(TASK DESCRIPTION):
Update the lines starting at the one containing "input-height[interactable]: 2160 <box>664" and ending at the one containing "select-meta-360-value: Automatique <box>306" by changing "CABAC" to "CAVLC" and leaving all else unchanged. Return only those lines.

Rows from a dataset:
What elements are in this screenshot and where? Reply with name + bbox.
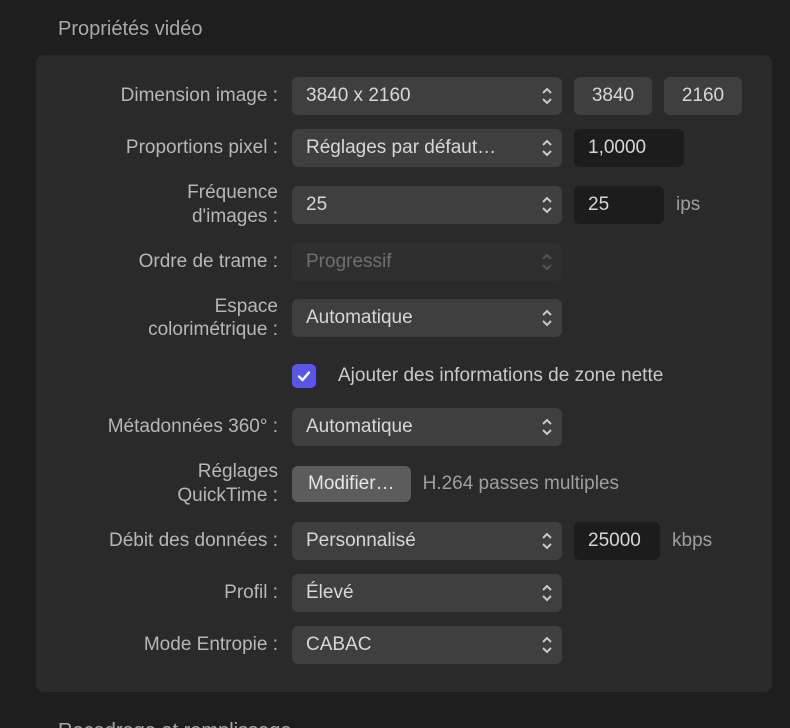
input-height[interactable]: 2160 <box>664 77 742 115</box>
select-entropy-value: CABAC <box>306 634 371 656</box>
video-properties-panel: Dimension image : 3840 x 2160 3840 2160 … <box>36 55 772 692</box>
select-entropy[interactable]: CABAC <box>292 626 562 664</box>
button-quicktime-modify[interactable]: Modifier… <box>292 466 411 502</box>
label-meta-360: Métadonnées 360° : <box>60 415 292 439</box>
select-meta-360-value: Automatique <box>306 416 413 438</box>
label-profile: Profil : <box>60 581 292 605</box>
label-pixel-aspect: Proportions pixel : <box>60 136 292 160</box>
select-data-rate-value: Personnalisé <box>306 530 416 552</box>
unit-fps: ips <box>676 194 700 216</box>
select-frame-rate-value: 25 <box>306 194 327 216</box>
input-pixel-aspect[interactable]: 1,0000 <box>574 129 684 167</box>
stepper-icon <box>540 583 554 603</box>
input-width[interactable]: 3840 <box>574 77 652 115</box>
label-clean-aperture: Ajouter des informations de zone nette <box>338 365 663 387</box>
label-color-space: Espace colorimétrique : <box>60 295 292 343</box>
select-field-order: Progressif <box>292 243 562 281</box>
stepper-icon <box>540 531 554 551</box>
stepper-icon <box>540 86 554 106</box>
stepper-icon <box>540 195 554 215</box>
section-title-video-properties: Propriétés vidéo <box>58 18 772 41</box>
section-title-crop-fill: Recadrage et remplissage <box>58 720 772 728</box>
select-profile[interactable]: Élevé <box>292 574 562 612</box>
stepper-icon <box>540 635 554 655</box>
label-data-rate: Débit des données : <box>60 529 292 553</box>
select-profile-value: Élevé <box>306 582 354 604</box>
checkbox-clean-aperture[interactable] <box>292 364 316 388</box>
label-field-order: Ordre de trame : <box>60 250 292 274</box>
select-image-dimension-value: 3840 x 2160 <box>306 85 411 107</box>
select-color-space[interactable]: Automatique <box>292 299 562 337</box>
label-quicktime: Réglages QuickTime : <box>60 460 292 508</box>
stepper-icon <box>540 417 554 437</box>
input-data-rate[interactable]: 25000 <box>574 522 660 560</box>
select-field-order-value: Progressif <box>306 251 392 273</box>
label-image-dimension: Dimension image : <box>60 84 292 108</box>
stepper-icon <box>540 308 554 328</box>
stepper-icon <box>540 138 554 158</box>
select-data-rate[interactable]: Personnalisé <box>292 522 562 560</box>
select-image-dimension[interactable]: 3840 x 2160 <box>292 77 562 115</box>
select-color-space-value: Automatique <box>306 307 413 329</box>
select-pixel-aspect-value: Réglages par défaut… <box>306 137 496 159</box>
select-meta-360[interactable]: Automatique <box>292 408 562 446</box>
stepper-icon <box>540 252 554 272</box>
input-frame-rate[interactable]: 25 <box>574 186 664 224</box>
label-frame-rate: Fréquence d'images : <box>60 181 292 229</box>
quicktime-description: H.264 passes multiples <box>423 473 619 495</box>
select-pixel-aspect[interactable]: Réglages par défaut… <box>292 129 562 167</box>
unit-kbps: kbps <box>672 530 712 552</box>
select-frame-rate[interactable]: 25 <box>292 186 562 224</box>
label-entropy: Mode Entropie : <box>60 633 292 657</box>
---
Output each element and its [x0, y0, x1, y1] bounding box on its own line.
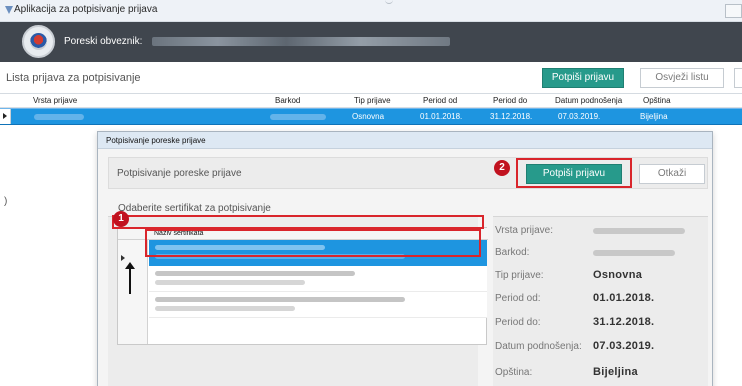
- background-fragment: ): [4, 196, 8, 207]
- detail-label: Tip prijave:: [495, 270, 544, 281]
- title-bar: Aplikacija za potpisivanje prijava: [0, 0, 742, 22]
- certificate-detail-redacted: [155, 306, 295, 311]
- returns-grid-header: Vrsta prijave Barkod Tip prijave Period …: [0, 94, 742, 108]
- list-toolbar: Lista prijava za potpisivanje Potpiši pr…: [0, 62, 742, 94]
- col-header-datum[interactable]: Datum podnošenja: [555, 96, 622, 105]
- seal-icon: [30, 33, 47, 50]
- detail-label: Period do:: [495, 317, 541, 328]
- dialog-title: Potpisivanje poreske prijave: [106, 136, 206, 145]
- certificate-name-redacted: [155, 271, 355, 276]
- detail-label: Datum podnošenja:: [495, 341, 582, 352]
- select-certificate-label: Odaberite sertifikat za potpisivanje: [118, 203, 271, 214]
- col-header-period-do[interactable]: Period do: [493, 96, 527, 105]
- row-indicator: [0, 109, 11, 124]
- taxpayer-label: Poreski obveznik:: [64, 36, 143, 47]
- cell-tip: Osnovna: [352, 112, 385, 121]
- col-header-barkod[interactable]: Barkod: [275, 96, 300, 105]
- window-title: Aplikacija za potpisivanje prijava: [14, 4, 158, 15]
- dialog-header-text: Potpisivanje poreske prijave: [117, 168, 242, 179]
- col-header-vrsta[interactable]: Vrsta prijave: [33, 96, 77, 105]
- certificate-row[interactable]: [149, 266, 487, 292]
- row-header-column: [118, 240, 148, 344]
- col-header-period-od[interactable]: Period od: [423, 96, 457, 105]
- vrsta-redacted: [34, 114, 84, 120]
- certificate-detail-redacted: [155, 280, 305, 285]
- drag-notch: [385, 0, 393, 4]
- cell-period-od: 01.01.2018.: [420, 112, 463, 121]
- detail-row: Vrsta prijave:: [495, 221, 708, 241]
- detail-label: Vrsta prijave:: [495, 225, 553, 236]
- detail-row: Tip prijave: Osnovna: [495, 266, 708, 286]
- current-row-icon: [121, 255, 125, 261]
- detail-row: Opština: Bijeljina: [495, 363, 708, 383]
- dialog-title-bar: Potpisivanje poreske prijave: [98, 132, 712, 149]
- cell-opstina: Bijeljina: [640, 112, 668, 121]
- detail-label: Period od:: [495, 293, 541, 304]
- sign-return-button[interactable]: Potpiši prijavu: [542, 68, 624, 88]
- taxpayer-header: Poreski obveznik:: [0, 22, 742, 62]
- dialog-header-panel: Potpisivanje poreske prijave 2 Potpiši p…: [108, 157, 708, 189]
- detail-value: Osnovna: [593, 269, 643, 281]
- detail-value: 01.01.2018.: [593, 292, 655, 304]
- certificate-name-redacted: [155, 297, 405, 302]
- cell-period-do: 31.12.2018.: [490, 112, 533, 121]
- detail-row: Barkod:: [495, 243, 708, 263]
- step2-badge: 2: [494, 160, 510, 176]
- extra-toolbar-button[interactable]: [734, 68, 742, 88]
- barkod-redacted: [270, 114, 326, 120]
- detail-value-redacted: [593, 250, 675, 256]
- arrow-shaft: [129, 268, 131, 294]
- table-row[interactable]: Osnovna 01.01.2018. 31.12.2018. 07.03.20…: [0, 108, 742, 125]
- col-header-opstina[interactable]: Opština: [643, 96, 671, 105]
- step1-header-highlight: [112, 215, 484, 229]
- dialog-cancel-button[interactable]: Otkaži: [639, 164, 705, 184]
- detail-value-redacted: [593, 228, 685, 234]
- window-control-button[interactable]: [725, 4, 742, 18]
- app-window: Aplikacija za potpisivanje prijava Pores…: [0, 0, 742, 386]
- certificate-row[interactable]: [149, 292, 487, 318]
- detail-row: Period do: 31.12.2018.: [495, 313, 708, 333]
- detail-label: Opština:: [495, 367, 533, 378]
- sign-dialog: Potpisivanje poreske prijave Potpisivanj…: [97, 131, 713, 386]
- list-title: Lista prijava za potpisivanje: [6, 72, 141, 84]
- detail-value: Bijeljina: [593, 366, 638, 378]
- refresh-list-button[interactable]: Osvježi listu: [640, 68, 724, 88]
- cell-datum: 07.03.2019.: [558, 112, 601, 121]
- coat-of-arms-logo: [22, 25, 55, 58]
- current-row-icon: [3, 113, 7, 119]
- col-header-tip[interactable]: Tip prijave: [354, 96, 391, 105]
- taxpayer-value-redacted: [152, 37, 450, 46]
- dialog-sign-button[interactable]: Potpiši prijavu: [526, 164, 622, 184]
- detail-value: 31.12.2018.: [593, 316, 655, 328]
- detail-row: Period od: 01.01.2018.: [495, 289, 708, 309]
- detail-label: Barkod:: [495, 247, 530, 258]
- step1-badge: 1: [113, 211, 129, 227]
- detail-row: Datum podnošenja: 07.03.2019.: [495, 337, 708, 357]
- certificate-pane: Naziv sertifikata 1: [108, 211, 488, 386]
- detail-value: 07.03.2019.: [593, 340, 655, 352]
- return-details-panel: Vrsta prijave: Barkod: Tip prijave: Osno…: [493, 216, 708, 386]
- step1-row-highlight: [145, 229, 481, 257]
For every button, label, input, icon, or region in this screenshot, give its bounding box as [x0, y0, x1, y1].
...
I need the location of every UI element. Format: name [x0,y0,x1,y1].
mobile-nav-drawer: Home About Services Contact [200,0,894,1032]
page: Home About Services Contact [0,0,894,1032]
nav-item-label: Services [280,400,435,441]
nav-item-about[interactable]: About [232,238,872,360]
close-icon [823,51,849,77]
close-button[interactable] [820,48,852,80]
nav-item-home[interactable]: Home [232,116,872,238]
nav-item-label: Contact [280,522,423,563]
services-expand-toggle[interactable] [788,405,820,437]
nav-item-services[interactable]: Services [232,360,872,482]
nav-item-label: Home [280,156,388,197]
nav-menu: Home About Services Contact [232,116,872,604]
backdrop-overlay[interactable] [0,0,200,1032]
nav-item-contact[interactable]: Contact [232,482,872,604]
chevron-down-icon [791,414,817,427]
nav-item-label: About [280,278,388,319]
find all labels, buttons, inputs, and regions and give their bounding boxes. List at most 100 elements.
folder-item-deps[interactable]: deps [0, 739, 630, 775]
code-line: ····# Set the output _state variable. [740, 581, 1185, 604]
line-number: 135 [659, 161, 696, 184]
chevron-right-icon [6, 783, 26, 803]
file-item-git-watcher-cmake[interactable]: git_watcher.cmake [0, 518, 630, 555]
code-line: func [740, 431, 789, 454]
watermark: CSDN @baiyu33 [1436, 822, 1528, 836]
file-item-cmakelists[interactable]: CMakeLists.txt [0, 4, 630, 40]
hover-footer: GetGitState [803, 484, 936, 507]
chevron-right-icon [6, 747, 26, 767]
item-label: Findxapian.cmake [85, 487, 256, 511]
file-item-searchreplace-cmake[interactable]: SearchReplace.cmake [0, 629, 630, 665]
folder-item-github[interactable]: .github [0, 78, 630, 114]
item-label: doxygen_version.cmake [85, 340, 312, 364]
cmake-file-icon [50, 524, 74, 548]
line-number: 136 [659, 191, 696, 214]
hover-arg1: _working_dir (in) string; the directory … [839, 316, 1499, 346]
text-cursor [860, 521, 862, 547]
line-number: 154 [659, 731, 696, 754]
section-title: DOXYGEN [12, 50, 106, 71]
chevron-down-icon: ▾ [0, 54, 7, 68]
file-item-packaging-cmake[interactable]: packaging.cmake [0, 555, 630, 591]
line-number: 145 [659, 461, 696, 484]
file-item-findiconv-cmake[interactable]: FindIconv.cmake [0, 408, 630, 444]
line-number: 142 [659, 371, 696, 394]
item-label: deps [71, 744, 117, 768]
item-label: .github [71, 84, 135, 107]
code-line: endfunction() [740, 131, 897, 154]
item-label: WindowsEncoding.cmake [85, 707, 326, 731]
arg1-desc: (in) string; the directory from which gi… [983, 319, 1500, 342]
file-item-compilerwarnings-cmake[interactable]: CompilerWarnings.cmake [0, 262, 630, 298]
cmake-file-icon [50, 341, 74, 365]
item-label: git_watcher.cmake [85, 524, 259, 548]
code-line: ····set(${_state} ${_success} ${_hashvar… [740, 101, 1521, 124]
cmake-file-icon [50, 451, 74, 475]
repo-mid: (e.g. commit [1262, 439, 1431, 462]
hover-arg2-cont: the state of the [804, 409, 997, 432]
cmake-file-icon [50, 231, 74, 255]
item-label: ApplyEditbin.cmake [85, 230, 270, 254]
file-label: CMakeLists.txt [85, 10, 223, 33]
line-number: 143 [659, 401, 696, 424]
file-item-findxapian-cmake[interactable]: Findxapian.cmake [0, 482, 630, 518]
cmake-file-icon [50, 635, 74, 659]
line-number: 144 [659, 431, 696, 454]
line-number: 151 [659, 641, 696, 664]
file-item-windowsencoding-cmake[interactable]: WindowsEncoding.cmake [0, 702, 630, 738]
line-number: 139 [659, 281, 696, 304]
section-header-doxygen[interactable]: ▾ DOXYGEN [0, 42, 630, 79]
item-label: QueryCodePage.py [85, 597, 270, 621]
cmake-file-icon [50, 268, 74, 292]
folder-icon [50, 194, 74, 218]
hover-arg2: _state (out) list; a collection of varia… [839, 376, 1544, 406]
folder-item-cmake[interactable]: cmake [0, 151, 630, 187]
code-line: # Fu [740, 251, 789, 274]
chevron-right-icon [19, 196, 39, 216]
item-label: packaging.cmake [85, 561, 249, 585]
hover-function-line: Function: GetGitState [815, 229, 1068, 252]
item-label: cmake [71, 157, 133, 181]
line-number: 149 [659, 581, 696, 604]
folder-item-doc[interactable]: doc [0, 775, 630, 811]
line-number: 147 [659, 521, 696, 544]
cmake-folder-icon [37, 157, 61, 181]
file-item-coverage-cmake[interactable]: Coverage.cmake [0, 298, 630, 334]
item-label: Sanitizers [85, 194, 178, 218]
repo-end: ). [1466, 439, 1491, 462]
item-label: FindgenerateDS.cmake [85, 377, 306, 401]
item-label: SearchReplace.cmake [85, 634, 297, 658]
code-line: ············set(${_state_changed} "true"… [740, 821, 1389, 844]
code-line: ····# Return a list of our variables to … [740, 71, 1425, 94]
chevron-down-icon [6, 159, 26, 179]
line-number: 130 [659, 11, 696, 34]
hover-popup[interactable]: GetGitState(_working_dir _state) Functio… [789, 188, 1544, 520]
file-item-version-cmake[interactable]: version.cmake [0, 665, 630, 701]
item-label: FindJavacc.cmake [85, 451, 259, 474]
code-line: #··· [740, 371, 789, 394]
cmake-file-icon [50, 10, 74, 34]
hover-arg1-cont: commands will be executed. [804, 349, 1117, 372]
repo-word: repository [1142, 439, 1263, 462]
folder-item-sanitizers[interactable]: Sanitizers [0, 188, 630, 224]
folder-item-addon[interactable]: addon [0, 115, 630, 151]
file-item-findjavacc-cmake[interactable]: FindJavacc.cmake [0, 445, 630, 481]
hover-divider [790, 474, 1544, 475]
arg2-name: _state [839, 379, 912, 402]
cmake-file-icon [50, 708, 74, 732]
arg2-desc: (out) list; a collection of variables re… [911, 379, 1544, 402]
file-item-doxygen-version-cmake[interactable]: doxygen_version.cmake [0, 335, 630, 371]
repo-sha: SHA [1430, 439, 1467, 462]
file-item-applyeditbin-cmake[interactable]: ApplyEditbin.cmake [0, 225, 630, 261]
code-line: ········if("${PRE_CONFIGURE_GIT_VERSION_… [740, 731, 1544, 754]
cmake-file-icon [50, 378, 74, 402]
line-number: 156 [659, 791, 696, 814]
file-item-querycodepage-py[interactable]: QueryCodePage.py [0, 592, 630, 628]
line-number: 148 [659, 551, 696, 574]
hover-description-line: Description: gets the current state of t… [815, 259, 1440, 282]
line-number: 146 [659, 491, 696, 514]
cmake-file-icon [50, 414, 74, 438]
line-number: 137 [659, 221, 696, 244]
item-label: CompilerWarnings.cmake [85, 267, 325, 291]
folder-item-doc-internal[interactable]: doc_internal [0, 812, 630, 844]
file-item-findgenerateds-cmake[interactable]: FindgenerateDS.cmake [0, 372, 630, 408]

(FULL ANSWER):
input-height[interactable]: 2160 <box>664 77 742 115</box>
select-entropy-value: CAVLC <box>306 634 371 656</box>
video-properties-panel: Dimension image : 3840 x 2160 3840 2160 … <box>36 55 772 692</box>
select-entropy[interactable]: CAVLC <box>292 626 562 664</box>
button-quicktime-modify[interactable]: Modifier… <box>292 466 411 502</box>
label-meta-360: Métadonnées 360° : <box>60 415 292 439</box>
select-meta-360-value: Automatique <box>306 416 413 438</box>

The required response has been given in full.